[START Data provided]
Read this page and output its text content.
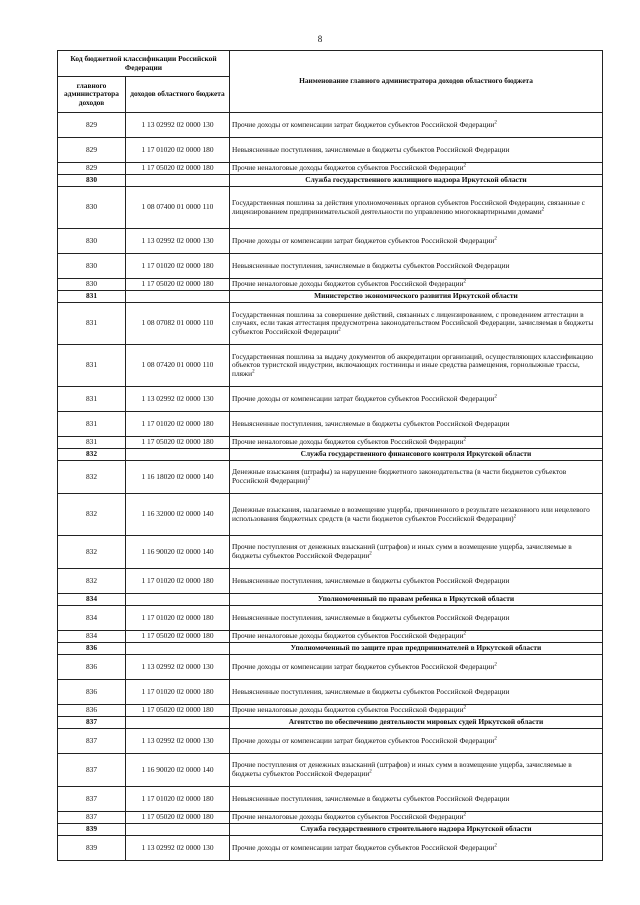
8
Код бюджетной классификации Российской Федерации		Наименование главного администратора доходов областного бюджета
главного администратора доходов	доходов областного бюджета	
829	1 13 02992 02 0000 130	Прочие доходы от компенсации затрат бюджетов субъектов Российской Федерации$^2$
829	1 17 01020 02 0000 180	Невыясненные поступления, зачисляемые в бюджеты субъектов Российской Федерации
829	1 17 05020 02 0000 180	Прочие неналоговые доходы бюджетов субъектов Российской Федерации$^2$
830		Служба государственного жилищного надзора Иркутской области
830	1 08 07400 01 0000 110	Государственная пошлина за действия уполномоченных органов субъектов Российской Федерации, связанные с лицензированием предпринимательской деятельности по управлению многоквартирными домами$^2$
830	1 13 02992 02 0000 130	Прочие доходы от компенсации затрат бюджетов субъектов Российской Федерации$^2$
830	1 17 01020 02 0000 180	Невыясненные поступления, зачисляемые в бюджеты субъектов Российской Федерации
830	1 17 05020 02 0000 180	Прочие неналоговые доходы бюджетов субъектов Российской Федерации$^2$
831		Министерство экономического развития Иркутской области
831	1 08 07082 01 0000 110	Государственная пошлина за совершение действий, связанных с лицензированием, с проведением аттестации в случаях, если такая аттестация предусмотрена законодательством Российской Федерации, зачисляемая в бюджеты субъектов Российской Федерации$^2$
831	1 08 07420 01 0000 110	Государственная пошлина за выдачу документов об аккредитации организаций, осуществляющих классификацию объектов туристской индустрии, включающих гостиницы и иные средства размещения, горнолыжные трассы, пляжи$^2$
831	1 13 02992 02 0000 130	Прочие доходы от компенсации затрат бюджетов субъектов Российской Федерации$^2$
831	1 17 01020 02 0000 180	Невыясненные поступления, зачисляемые в бюджеты субъектов Российской Федерации
831	1 17 05020 02 0000 180	Прочие неналоговые доходы бюджетов субъектов Российской Федерации$^2$
832		Служба государственного финансового контроля Иркутской области
832	1 16 18020 02 0000 140	Денежные взыскания (штрафы) за нарушение бюджетного законодательства (в части бюджетов субъектов Российской Федерации)$^2$
832	1 16 32000 02 0000 140	Денежные взыскания, налагаемые в возмещение ущерба, причиненного в результате незаконного или нецелевого использования бюджетных средств (в части бюджетов субъектов Российской Федерации)$^2$
832	1 16 90020 02 0000 140	Прочие поступления от денежных взысканий (штрафов) и иных сумм в возмещение ущерба, зачисляемые в бюджеты субъектов Российской Федерации$^2$
832	1 17 01020 02 0000 180	Невыясненные поступления, зачисляемые в бюджеты субъектов Российской Федерации
834		Уполномоченный по правам ребенка в Иркутской области
834	1 17 01020 02 0000 180	Невыясненные поступления, зачисляемые в бюджеты субъектов Российской Федерации
834	1 17 05020 02 0000 180	Прочие неналоговые доходы бюджетов субъектов Российской Федерации$^2$
836		Уполномоченный по защите прав предпринимателей в Иркутской области
836	1 13 02992 02 0000 130	Прочие доходы от компенсации затрат бюджетов субъектов Российской Федерации$^2$
836	1 17 01020 02 0000 180	Невыясненные поступления, зачисляемые в бюджеты субъектов Российской Федерации
836	1 17 05020 02 0000 180	Прочие неналоговые доходы бюджетов субъектов Российской Федерации$^2$
837		Агентство по обеспечению деятельности мировых судей Иркутской области
837	1 13 02992 02 0000 130	Прочие доходы от компенсации затрат бюджетов субъектов Российской Федерации$^2$
837	1 16 90020 02 0000 140	Прочие поступления от денежных взысканий (штрафов) и иных сумм в возмещение ущерба, зачисляемые в бюджеты субъектов Российской Федерации$^2$
837	1 17 01020 02 0000 180	Невыясненные поступления, зачисляемые в бюджеты субъектов Российской Федерации
837	1 17 05020 02 0000 180	Прочие неналоговые доходы бюджетов субъектов Российской Федерации$^2$
839		Служба государственного строительного надзора Иркутской области
839	1 13 02992 02 0000 130	Прочие доходы от компенсации затрат бюджетов субъектов Российской Федерации$^2$
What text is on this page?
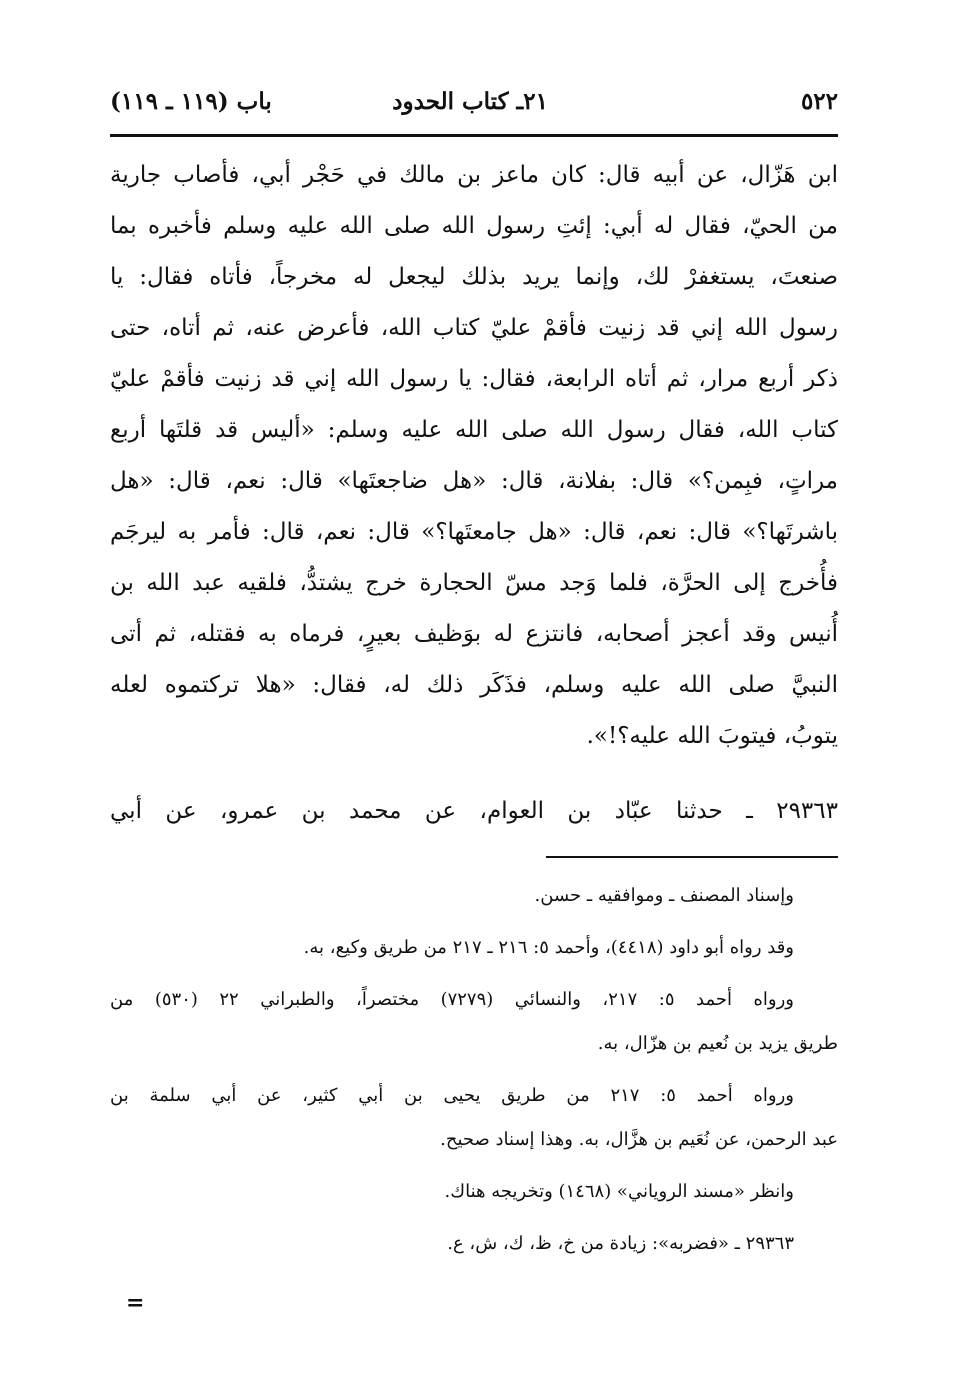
٥٢٢
٢١ـ كتاب الحدود
باب (١١٩ ـ ١١٩)
ابن هَزّال، عن أبيه قال: كان ماعز بن مالك في حَجْر أبي، فأصاب جارية
من الحيّ، فقال له أبي: إئتِ رسول الله صلى الله عليه وسلم فأخبره بما
صنعتَ، يستغفرْ لك، وإنما يريد بذلك ليجعل له مخرجاً، فأتاه فقال: يا
رسول الله إني قد زنيت فأقمْ عليّ كتاب الله، فأعرض عنه، ثم أتاه، حتى
ذكر أربع مرار، ثم أتاه الرابعة، فقال: يا رسول الله إني قد زنيت فأقمْ عليّ
كتاب الله، فقال رسول الله صلى الله عليه وسلم: «أليس قد قلتَها أربع
مراتٍ، فبِمن؟» قال: بفلانة، قال: «هل ضاجعتَها» قال: نعم، قال: «هل
باشرتَها؟» قال: نعم، قال: «هل جامعتَها؟» قال: نعم، قال: فأمر به ليرجَم
فأُخرج إلى الحرَّة، فلما وَجد مسّ الحجارة خرج يشتدُّ، فلقيه عبد الله بن
أُنيس وقد أعجز أصحابه، فانتزع له بوَظيف بعيرٍ، فرماه به فقتله، ثم أتى
النبيَّ صلى الله عليه وسلم، فذَكَر ذلك له، فقال: «هلا تركتموه لعله
يتوبُ، فيتوبَ الله عليه؟!».
٢٩٣٦٣ ـ حدثنا عبّاد بن العوام، عن محمد بن عمرو، عن أبي
وإسناد المصنف ـ وموافقيه ـ حسن.
وقد رواه أبو داود (٤٤١٨)، وأحمد ٥: ٢١٦ ـ ٢١٧ من طريق وكيع، به.
ورواه أحمد ٥: ٢١٧، والنسائي (٧٢٧٩) مختصراً، والطبراني ٢٢ (٥٣٠) من
طريق يزيد بن نُعيم بن هزّال، به.
ورواه أحمد ٥: ٢١٧ من طريق يحيى بن أبي كثير، عن أبي سلمة بن
عبد الرحمن، عن نُعَيم بن هزَّال، به. وهذا إسناد صحيح.
وانظر «مسند الروياني» (١٤٦٨) وتخريجه هناك.
٢٩٣٦٣ ـ «فضربه»: زيادة من خ، ظ، ك، ش، ع.
=
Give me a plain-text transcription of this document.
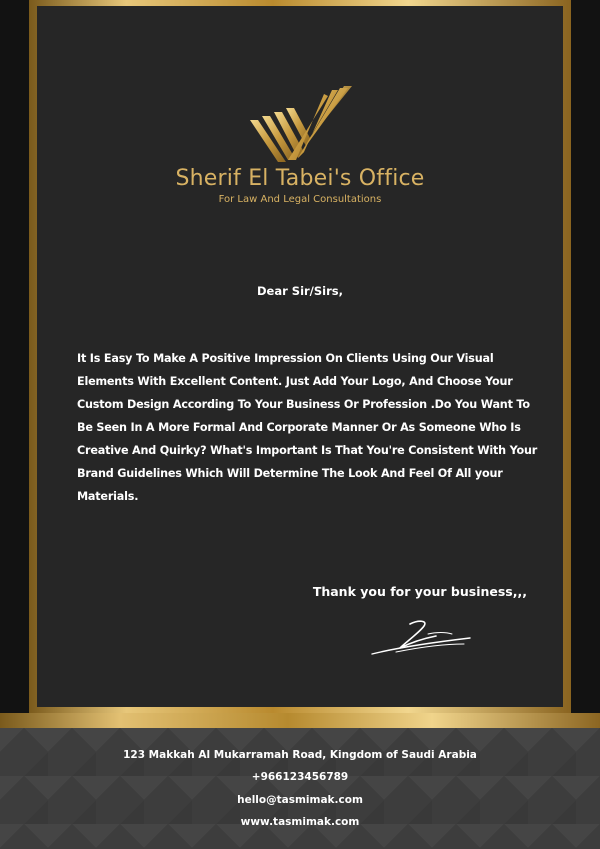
Sherif El Tabei's Office
For Law And Legal Consultations
Dear Sir/Sirs,
It Is Easy To Make A Positive Impression On Clients Using Our Visual Elements With Excellent Content. Just Add Your Logo, And Choose Your Custom Design According To Your Business Or Profession .Do You Want To Be Seen In A More Formal And Corporate Manner Or As Someone Who Is Creative And Quirky? What's Important Is That You're Consistent With Your Brand Guidelines Which Will Determine The Look And Feel Of All your Materials.
Thank you for your business,,,
123 Makkah Al Mukarramah Road, Kingdom of Saudi Arabia
+966123456789
hello@tasmimak.com
www.tasmimak.com
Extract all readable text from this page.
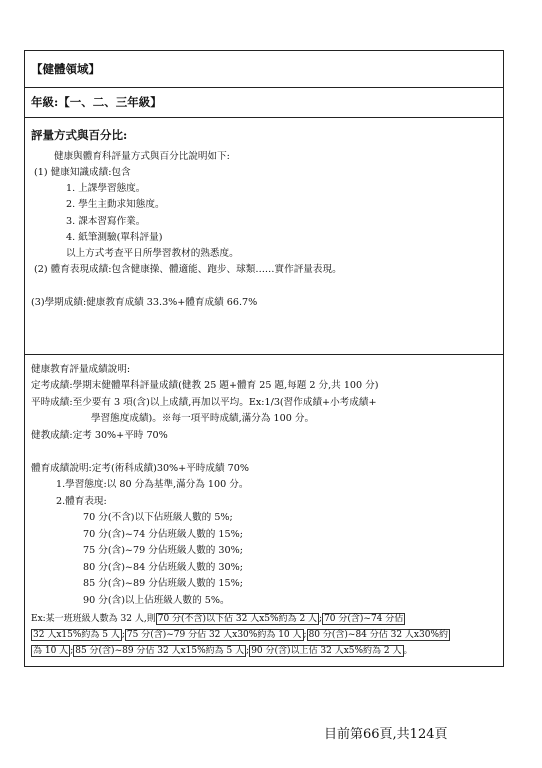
【健體領域】
年級:【一、二、三年級】
評量方式與百分比:
健康與體育科評量方式與百分比說明如下:
(1) 健康知識成績:包含
1. 上課學習態度。
2. 學生主動求知態度。
3. 課本習寫作業。
4. 紙筆測驗(單科評量)
以上方式考查平日所學習教材的熟悉度。
(2) 體育表現成績:包含健康操、體適能、跑步、球類……實作評量表現。
(3)學期成績:健康教育成績 33.3%+體育成績 66.7%
健康教育評量成績說明:
定考成績:學期末健體單科評量成績(健教 25 題+體育 25 題,每題 2 分,共 100 分)
平時成績:至少要有 3 項(含)以上成績,再加以平均。Ex:1/3(習作成績+小考成績+
學習態度成績)。※每一項平時成績,滿分為 100 分。
健教成績:定考 30%+平時 70%
體育成績說明:定考(術科成績)30%+平時成績 70%
1.學習態度:以 80 分為基準,滿分為 100 分。
2.體育表現:
70 分(不含)以下佔班級人數的 5%;
70 分(含)~74 分佔班級人數的 15%;
75 分(含)~79 分佔班級人數的 30%;
80 分(含)~84 分佔班級人數的 30%;
85 分(含)~89 分佔班級人數的 15%;
90 分(含)以上佔班級人數的 5%。
Ex:某一班班級人數為 32 人,則 70 分(不含)以下佔 32 人x5%約為 2 人 ; 70 分(含)~74 分佔
32 人x15%約為 5 人 ; 75 分(含)~79 分佔 32 人x30%約為 10 人 ; 80 分(含)~84 分佔 32 人x30%約
為 10 人 ; 85 分(含)~89 分佔 32 人x15%約為 5 人 ; 90 分(含)以上佔 32 人x5%約為 2 人 。
目前第66頁,共124頁
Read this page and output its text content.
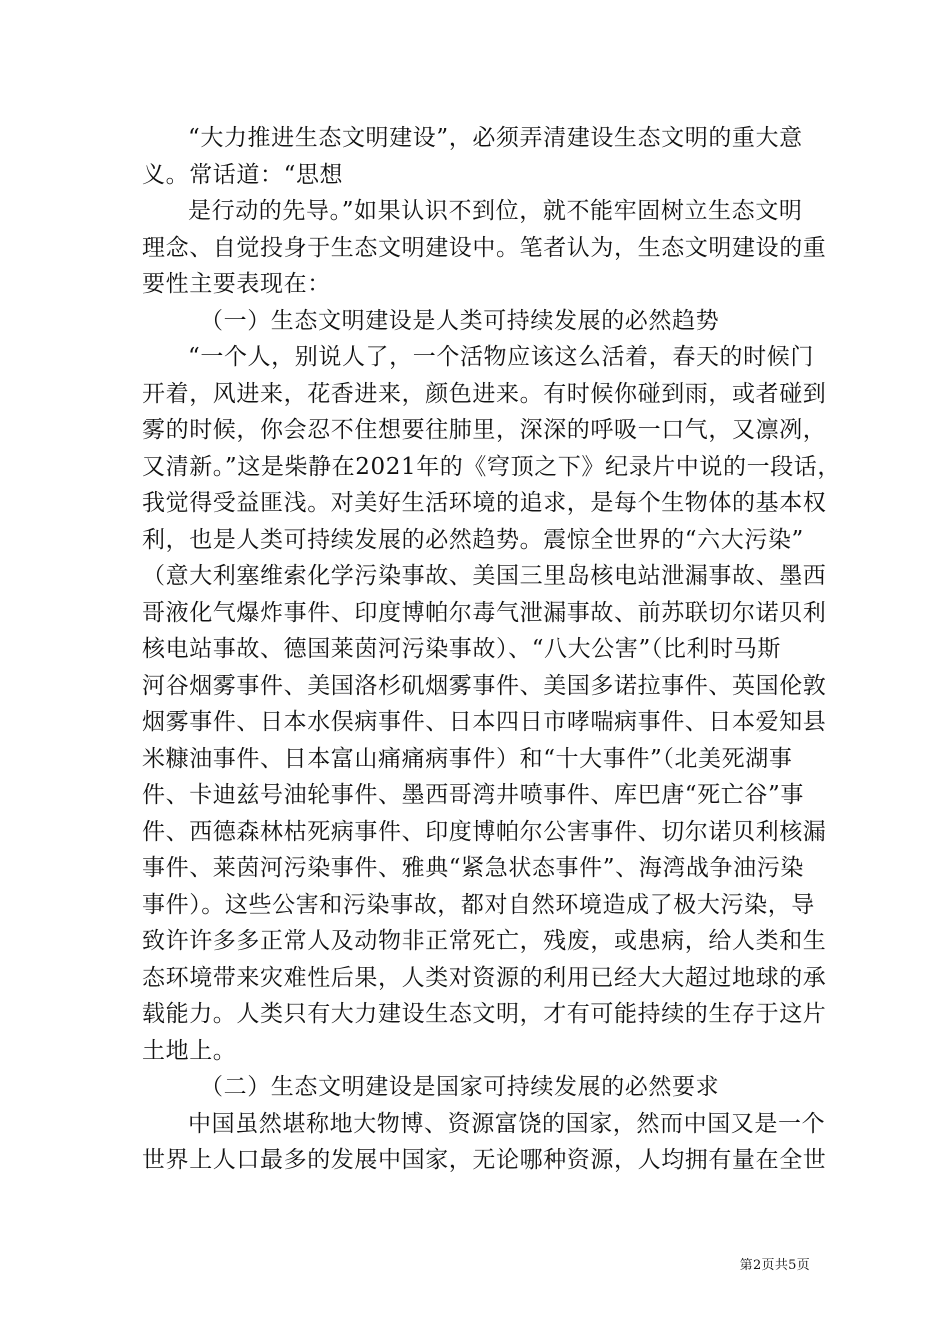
“大力推进生态文明建设”，必须弄清建设生态文明的重大意
义。常话道：“思想
是行动的先导。”如果认识不到位，就不能牢固树立生态文明
理念、自觉投身于生态文明建设中。笔者认为，生态文明建设的重
要性主要表现在：
（一）生态文明建设是人类可持续发展的必然趋势
“一个人，别说人了，一个活物应该这么活着，春天的时候门
开着，风进来，花香进来，颜色进来。有时候你碰到雨，或者碰到
雾的时候，你会忍不住想要往肺里，深深的呼吸一口气，又凛冽，
又清新。”这是柴静在2021年的《穹顶之下》纪录片中说的一段话，
我觉得受益匪浅。对美好生活环境的追求，是每个生物体的基本权
利，也是人类可持续发展的必然趋势。震惊全世界的“六大污染”
（意大利塞维索化学污染事故、美国三里岛核电站泄漏事故、墨西
哥液化气爆炸事件、印度博帕尔毒气泄漏事故、前苏联切尔诺贝利
核电站事故、德国莱茵河污染事故）、“八大公害”（比利时马斯
河谷烟雾事件、美国洛杉矶烟雾事件、美国多诺拉事件、英国伦敦
烟雾事件、日本水俣病事件、日本四日市哮喘病事件、日本爱知县
米糠油事件、日本富山痛痛病事件）和“十大事件”（北美死湖事
件、卡迪兹号油轮事件、墨西哥湾井喷事件、库巴唐“死亡谷”事
件、西德森林枯死病事件、印度博帕尔公害事件、切尔诺贝利核漏
事件、莱茵河污染事件、雅典“紧急状态事件”、海湾战争油污染
事件）。这些公害和污染事故，都对自然环境造成了极大污染，导
致许许多多正常人及动物非正常死亡，残废，或患病，给人类和生
态环境带来灾难性后果，人类对资源的利用已经大大超过地球的承
载能力。人类只有大力建设生态文明，才有可能持续的生存于这片
土地上。
（二）生态文明建设是国家可持续发展的必然要求
中国虽然堪称地大物博、资源富饶的国家，然而中国又是一个
世界上人口最多的发展中国家，无论哪种资源，人均拥有量在全世
第2页共5页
[END Data provided]
What is being asked |
Set down nothing but the lines from the one containing "Extract all readable text from this page." to the final line above, both included, with every picture left out.

Written solution |
Extract all readable text from this page.
【健體領域】
年級:【一、二、三年級】
評量方式與百分比:
健康與體育科評量方式與百分比說明如下:
(1) 健康知識成績:包含
1. 上課學習態度。
2. 學生主動求知態度。
3. 課本習寫作業。
4. 紙筆測驗(單科評量)
以上方式考查平日所學習教材的熟悉度。
(2) 體育表現成績:包含健康操、體適能、跑步、球類……實作評量表現。
(3)學期成績:健康教育成績 33.3%+體育成績 66.7%
健康教育評量成績說明:
定考成績:學期末健體單科評量成績(健教 25 題+體育 25 題,每題 2 分,共 100 分)
平時成績:至少要有 3 項(含)以上成績,再加以平均。Ex:1/3(習作成績+小考成績+
學習態度成績)。※每一項平時成績,滿分為 100 分。
健教成績:定考 30%+平時 70%
體育成績說明:定考(術科成績)30%+平時成績 70%
1.學習態度:以 80 分為基準,滿分為 100 分。
2.體育表現:
70 分(不含)以下佔班級人數的 5%;
70 分(含)~74 分佔班級人數的 15%;
75 分(含)~79 分佔班級人數的 30%;
80 分(含)~84 分佔班級人數的 30%;
85 分(含)~89 分佔班級人數的 15%;
90 分(含)以上佔班級人數的 5%。
Ex:某一班班級人數為 32 人,則 70 分(不含)以下佔 32 人x5%約為 2 人 ; 70 分(含)~74 分佔
32 人x15%約為 5 人 ; 75 分(含)~79 分佔 32 人x30%約為 10 人 ; 80 分(含)~84 分佔 32 人x30%約
為 10 人 ; 85 分(含)~89 分佔 32 人x15%約為 5 人 ; 90 分(含)以上佔 32 人x5%約為 2 人 。
目前第66頁,共124頁
Read this page and output its text content.
“大力推进生态文明建设”，必须弄清建设生态文明的重大意
义。常话道：“思想
是行动的先导。”如果认识不到位，就不能牢固树立生态文明
理念、自觉投身于生态文明建设中。笔者认为，生态文明建设的重
要性主要表现在：
（一）生态文明建设是人类可持续发展的必然趋势
“一个人，别说人了，一个活物应该这么活着，春天的时候门
开着，风进来，花香进来，颜色进来。有时候你碰到雨，或者碰到
雾的时候，你会忍不住想要往肺里，深深的呼吸一口气，又凛冽，
又清新。”这是柴静在2021年的《穹顶之下》纪录片中说的一段话，
我觉得受益匪浅。对美好生活环境的追求，是每个生物体的基本权
利，也是人类可持续发展的必然趋势。震惊全世界的“六大污染”
（意大利塞维索化学污染事故、美国三里岛核电站泄漏事故、墨西
哥液化气爆炸事件、印度博帕尔毒气泄漏事故、前苏联切尔诺贝利
核电站事故、德国莱茵河污染事故）、“八大公害”（比利时马斯
河谷烟雾事件、美国洛杉矶烟雾事件、美国多诺拉事件、英国伦敦
烟雾事件、日本水俣病事件、日本四日市哮喘病事件、日本爱知县
米糠油事件、日本富山痛痛病事件）和“十大事件”（北美死湖事
件、卡迪兹号油轮事件、墨西哥湾井喷事件、库巴唐“死亡谷”事
件、西德森林枯死病事件、印度博帕尔公害事件、切尔诺贝利核漏
事件、莱茵河污染事件、雅典“紧急状态事件”、海湾战争油污染
事件）。这些公害和污染事故，都对自然环境造成了极大污染，导
致许许多多正常人及动物非正常死亡，残废，或患病，给人类和生
态环境带来灾难性后果，人类对资源的利用已经大大超过地球的承
载能力。人类只有大力建设生态文明，才有可能持续的生存于这片
土地上。
（二）生态文明建设是国家可持续发展的必然要求
中国虽然堪称地大物博、资源富饶的国家，然而中国又是一个
世界上人口最多的发展中国家，无论哪种资源，人均拥有量在全世
第2页共5页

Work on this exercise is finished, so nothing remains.